>> BEGIN Material for this task
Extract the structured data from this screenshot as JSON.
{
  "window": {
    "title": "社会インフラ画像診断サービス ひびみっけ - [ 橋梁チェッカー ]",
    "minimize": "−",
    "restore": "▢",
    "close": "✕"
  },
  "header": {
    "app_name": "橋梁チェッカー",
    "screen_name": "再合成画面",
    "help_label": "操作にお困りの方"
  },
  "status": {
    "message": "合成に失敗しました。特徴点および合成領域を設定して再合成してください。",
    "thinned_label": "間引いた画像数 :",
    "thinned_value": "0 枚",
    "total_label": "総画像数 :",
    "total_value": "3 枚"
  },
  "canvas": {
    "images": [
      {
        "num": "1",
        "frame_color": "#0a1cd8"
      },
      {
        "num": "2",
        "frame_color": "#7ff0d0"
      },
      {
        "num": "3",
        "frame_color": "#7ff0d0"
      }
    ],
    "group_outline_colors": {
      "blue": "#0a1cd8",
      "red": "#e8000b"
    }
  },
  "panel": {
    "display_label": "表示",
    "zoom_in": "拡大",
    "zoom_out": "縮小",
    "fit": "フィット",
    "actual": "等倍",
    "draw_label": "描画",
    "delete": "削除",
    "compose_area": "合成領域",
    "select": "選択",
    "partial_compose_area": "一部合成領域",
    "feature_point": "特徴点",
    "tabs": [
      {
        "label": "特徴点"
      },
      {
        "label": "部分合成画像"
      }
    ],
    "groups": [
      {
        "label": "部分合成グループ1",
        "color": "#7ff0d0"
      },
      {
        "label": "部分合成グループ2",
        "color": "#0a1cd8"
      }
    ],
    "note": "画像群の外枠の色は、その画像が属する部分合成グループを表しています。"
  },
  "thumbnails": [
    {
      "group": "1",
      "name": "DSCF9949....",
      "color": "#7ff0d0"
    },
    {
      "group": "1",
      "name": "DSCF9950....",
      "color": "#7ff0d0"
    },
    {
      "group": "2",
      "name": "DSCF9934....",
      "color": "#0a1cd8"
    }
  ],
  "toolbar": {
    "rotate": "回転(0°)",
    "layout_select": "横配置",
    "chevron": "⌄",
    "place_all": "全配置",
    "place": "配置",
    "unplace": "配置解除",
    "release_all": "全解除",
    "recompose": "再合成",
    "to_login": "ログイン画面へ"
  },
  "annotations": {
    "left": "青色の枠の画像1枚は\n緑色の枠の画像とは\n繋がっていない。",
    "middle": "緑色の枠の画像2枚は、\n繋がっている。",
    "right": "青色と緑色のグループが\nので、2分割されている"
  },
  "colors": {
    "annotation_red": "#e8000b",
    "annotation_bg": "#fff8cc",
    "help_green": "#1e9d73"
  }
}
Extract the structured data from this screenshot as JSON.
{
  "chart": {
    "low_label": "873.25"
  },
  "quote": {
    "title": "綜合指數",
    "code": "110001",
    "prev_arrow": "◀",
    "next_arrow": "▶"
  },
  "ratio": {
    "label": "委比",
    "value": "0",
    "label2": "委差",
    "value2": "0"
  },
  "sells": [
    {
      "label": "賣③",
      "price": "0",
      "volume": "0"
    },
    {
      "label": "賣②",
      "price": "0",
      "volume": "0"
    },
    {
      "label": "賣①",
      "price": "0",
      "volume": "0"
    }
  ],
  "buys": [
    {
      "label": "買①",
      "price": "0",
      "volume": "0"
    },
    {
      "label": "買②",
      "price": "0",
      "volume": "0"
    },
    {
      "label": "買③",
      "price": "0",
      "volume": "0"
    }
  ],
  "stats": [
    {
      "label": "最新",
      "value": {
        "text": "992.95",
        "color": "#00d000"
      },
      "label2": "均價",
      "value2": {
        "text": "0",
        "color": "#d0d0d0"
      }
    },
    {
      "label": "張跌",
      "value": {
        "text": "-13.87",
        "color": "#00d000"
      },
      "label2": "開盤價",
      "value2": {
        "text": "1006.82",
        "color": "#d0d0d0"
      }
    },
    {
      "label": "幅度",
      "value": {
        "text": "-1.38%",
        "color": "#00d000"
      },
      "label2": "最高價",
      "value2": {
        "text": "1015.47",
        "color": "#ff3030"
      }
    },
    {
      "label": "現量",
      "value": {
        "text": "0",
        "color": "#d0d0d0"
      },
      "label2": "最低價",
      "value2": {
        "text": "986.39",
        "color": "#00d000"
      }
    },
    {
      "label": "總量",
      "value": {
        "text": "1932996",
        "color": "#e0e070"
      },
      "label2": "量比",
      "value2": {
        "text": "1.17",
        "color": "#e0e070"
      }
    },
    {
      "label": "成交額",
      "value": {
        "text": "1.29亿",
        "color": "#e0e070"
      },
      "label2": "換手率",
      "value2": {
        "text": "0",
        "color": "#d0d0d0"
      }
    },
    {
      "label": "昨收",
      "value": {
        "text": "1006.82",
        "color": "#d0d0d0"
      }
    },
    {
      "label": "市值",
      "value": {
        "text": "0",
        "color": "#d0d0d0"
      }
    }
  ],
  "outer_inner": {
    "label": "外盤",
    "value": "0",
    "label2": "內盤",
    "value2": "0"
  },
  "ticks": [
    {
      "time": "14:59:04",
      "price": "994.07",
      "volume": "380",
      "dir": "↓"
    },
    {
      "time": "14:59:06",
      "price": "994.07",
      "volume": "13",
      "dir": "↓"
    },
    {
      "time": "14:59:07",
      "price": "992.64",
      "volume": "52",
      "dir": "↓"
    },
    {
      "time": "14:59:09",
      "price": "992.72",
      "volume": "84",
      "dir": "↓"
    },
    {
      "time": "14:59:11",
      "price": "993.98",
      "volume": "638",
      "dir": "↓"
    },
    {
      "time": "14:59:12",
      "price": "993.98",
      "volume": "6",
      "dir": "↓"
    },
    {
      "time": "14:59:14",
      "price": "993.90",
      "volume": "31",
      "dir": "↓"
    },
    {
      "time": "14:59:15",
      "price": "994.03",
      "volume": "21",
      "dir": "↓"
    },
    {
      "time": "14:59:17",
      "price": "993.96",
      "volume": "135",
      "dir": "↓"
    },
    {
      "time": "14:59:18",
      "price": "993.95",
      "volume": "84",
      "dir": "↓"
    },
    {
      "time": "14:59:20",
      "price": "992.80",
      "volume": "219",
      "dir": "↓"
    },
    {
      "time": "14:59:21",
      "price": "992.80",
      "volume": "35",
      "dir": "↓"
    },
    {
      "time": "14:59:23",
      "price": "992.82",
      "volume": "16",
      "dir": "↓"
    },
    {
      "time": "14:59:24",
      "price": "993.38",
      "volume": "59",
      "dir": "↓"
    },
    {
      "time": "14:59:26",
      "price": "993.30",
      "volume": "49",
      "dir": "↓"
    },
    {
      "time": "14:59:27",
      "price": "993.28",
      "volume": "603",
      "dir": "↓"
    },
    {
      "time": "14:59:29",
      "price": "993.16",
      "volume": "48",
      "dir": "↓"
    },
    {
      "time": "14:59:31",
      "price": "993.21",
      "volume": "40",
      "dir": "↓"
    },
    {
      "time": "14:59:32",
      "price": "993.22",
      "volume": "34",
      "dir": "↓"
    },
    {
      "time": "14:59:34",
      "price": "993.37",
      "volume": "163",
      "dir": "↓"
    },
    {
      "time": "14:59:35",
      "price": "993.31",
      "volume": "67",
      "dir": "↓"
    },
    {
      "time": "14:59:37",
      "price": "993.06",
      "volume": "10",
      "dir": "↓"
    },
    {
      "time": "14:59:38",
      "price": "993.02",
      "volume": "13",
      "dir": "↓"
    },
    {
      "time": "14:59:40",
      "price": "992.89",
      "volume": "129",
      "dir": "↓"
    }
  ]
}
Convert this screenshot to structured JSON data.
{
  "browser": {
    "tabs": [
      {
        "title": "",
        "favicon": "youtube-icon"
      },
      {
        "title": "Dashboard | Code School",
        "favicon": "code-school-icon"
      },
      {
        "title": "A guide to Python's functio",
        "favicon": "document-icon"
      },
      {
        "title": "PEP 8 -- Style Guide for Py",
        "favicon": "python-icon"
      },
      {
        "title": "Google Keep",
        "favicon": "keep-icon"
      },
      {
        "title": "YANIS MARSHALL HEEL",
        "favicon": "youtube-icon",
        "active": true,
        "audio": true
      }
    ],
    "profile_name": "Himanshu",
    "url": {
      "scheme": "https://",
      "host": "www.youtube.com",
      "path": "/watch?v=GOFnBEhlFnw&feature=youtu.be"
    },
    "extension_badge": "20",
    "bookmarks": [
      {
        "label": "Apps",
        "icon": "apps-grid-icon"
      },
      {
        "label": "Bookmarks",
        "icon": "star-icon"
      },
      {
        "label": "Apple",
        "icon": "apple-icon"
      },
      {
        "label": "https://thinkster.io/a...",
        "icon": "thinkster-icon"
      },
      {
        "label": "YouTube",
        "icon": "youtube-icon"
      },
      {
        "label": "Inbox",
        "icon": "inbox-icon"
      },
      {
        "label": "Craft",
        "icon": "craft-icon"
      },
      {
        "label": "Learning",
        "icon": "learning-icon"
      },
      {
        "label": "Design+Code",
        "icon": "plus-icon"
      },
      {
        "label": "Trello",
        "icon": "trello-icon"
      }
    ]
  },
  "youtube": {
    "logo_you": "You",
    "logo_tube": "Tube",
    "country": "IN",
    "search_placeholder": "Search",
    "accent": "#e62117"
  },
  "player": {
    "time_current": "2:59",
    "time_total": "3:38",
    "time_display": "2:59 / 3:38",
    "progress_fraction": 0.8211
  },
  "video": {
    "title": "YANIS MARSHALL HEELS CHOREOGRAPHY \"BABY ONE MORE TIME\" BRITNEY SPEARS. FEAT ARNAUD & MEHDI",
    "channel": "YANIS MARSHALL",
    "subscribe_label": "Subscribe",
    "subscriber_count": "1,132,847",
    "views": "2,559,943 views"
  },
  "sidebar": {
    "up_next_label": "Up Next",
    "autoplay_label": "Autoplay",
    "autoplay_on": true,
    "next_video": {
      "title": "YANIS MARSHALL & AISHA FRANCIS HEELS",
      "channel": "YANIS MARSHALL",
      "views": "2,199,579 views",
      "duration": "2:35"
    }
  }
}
>> END Material for this task
_Exercise task_:
Reply with the number of lines in the preceding entries that contain "MARSHALL", and no other words.

_Task answer_:
5